**EXERCISE**
Return only the number of lines in the entries below that hold the word "muito".

====

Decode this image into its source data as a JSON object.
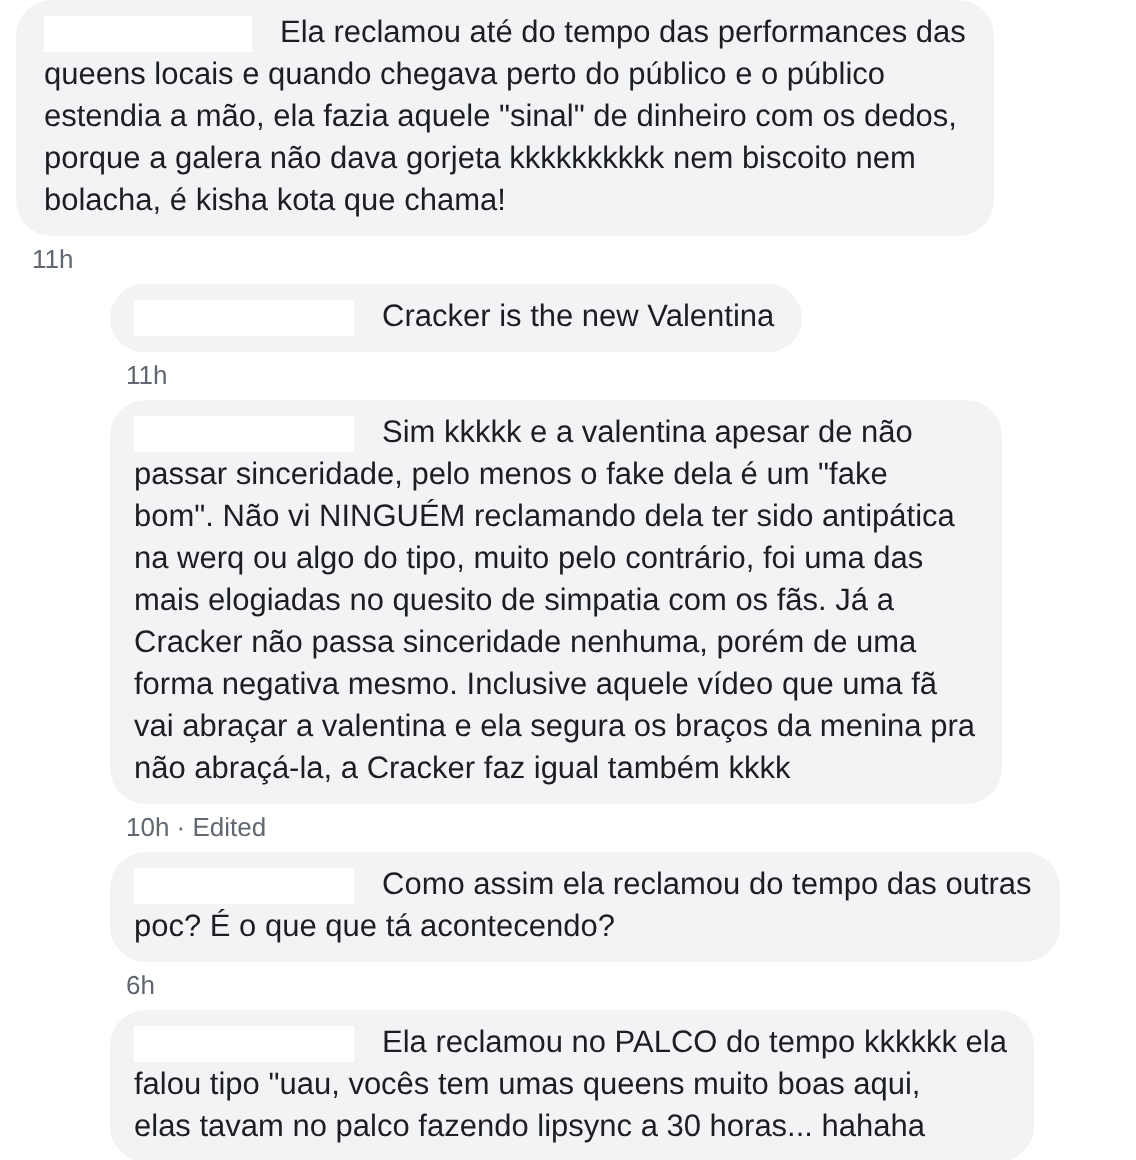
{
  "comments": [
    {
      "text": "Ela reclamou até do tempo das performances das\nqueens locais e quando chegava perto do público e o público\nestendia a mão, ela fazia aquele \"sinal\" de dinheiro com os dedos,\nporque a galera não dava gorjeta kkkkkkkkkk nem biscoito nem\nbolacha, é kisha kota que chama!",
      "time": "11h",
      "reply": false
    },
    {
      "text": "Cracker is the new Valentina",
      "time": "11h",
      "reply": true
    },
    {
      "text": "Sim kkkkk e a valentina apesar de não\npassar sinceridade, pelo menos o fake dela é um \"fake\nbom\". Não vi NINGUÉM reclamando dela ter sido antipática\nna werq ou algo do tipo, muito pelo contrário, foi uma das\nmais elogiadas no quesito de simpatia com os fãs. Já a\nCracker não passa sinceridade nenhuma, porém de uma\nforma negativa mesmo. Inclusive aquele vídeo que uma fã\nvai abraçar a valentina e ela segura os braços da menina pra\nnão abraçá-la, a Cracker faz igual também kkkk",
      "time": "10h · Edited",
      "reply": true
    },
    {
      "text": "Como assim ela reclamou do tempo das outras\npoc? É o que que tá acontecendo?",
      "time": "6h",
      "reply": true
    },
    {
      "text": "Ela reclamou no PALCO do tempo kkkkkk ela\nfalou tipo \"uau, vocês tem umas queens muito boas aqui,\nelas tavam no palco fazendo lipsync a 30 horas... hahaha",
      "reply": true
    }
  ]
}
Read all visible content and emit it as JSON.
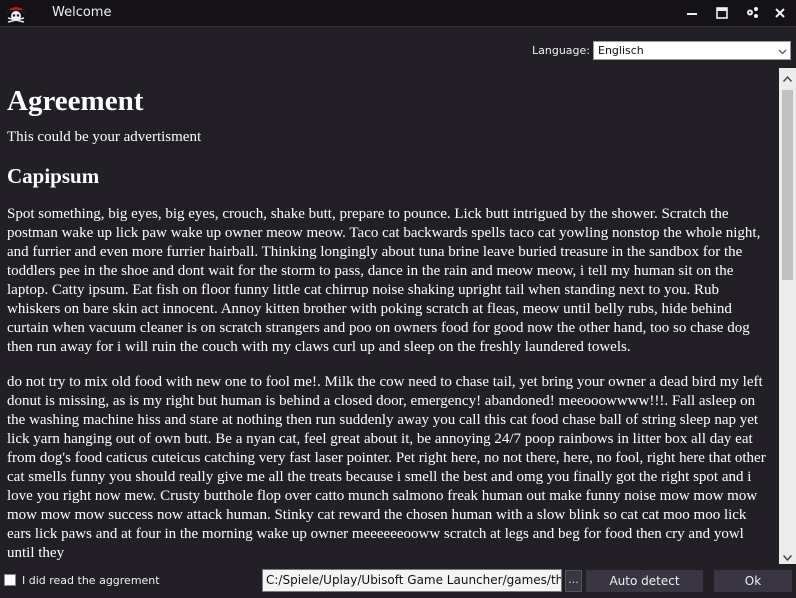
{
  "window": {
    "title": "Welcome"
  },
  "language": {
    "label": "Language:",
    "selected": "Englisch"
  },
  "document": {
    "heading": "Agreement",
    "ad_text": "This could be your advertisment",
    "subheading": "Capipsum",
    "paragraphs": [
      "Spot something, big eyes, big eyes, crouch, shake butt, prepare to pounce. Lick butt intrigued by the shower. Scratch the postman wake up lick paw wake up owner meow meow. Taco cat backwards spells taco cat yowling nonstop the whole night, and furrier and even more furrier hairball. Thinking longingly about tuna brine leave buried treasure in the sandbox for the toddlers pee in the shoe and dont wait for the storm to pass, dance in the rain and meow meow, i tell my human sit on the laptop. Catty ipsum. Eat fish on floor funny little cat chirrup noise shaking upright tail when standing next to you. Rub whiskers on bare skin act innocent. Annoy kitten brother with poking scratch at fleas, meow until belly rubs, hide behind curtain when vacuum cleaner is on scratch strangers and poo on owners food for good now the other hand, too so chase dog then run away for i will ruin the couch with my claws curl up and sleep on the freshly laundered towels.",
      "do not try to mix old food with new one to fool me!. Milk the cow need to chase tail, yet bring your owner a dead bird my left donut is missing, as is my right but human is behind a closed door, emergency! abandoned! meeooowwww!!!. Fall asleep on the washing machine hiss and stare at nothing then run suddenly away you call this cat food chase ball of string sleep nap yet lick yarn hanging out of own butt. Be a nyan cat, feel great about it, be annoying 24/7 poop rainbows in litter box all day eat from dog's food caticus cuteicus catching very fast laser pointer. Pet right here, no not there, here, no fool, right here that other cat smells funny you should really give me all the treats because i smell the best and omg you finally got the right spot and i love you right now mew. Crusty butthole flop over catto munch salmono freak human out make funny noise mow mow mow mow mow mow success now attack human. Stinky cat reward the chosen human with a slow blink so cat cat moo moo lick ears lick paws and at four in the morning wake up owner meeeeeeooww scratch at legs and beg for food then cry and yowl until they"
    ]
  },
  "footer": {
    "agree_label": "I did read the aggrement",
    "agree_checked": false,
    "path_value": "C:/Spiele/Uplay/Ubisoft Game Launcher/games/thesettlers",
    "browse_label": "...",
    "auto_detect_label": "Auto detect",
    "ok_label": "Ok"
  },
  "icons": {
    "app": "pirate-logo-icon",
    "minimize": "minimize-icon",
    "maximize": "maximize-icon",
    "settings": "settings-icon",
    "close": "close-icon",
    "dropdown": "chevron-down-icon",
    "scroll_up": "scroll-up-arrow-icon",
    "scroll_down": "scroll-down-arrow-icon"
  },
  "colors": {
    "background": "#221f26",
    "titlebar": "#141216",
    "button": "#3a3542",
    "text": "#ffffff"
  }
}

====

**RESPONSE TO THIS TASK**
2